**Task details**
Copy the listing from its first line through the line with "column-2022: 2022 xyxy=(676,565,697,576)", renaming every "Decree" to "Ordinance" and leaving all else unchanged.

>> BEGIN Task data

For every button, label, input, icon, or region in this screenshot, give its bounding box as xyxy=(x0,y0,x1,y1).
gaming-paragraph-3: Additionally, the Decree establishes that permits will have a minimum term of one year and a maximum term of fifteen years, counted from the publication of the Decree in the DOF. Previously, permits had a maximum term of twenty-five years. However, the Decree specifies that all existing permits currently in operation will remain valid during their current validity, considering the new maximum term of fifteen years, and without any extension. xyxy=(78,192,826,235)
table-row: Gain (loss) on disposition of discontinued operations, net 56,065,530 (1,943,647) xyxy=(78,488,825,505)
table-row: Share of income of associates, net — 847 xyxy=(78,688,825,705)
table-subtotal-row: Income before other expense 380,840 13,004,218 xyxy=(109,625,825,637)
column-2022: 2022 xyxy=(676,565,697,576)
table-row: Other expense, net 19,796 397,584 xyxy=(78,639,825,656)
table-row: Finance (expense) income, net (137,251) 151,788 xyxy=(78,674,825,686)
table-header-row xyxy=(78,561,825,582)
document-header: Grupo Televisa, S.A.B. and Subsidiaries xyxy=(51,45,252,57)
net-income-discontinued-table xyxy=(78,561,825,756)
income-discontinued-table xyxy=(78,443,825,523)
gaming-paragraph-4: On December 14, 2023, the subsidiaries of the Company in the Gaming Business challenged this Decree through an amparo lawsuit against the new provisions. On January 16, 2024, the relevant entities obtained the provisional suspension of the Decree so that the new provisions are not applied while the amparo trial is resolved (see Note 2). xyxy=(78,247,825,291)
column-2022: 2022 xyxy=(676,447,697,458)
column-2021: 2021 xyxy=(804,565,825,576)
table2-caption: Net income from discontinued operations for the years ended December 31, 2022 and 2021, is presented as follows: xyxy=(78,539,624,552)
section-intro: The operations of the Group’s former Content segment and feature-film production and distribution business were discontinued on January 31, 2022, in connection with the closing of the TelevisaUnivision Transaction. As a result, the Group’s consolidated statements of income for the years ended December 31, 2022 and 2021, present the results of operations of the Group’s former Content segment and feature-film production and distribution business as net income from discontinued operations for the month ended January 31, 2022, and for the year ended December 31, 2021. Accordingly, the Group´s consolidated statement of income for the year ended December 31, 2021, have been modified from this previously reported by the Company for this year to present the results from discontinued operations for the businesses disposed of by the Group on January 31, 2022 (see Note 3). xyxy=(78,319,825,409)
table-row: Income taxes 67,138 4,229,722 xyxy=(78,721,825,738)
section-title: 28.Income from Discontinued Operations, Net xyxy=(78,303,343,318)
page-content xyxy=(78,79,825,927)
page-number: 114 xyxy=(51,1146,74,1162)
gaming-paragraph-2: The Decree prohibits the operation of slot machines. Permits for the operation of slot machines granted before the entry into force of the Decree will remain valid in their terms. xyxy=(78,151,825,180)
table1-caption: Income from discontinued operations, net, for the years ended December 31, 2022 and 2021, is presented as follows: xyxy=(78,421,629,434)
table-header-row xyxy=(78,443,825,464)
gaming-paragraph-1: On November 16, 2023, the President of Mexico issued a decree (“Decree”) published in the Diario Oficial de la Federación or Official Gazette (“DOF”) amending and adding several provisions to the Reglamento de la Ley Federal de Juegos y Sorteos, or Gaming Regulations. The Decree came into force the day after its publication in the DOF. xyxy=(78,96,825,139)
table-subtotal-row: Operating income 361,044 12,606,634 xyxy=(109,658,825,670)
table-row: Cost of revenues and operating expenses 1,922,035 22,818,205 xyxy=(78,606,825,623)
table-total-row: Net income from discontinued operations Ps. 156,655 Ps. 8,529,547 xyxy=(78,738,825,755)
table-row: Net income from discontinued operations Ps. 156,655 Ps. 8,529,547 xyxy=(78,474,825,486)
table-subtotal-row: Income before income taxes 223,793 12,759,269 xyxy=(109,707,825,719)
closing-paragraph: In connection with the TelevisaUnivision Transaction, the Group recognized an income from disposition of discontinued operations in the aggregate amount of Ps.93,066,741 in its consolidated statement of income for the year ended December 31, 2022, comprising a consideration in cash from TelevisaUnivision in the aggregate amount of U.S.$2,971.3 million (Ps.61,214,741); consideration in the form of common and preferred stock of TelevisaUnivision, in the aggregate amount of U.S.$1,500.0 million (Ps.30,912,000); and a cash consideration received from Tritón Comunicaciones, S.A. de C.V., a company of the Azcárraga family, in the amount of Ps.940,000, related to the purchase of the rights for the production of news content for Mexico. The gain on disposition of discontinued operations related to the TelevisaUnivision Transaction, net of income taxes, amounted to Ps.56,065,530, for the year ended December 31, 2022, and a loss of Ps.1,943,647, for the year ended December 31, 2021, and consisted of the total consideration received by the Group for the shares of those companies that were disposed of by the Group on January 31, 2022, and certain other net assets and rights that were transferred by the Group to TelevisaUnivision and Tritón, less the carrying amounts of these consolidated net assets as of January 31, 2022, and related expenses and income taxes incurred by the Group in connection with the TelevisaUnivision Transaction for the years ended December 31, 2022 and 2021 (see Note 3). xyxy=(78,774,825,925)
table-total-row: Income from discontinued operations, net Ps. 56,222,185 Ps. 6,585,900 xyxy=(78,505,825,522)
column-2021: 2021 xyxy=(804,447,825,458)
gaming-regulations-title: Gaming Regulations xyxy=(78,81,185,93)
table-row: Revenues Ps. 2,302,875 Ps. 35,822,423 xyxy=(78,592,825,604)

>> END Task data

**Finished exercise**
For every button, label, input, icon, or region in this screenshot, give its bounding box as xyxy=(x0,y0,x1,y1).
gaming-paragraph-3: Additionally, the Ordinance establishes that permits will have a minimum term of one year and a maximum term of fifteen years, counted from the publication of the Ordinance in the DOF. Previously, permits had a maximum term of twenty-five years. However, the Ordinance specifies that all existing permits currently in operation will remain valid during their current validity, considering the new maximum term of fifteen years, and without any extension. xyxy=(78,192,826,235)
table-row: Gain (loss) on disposition of discontinued operations, net 56,065,530 (1,943,647) xyxy=(78,488,825,505)
table-row: Share of income of associates, net — 847 xyxy=(78,688,825,705)
table-subtotal-row: Income before other expense 380,840 13,004,218 xyxy=(109,625,825,637)
column-2022: 2022 xyxy=(676,565,697,576)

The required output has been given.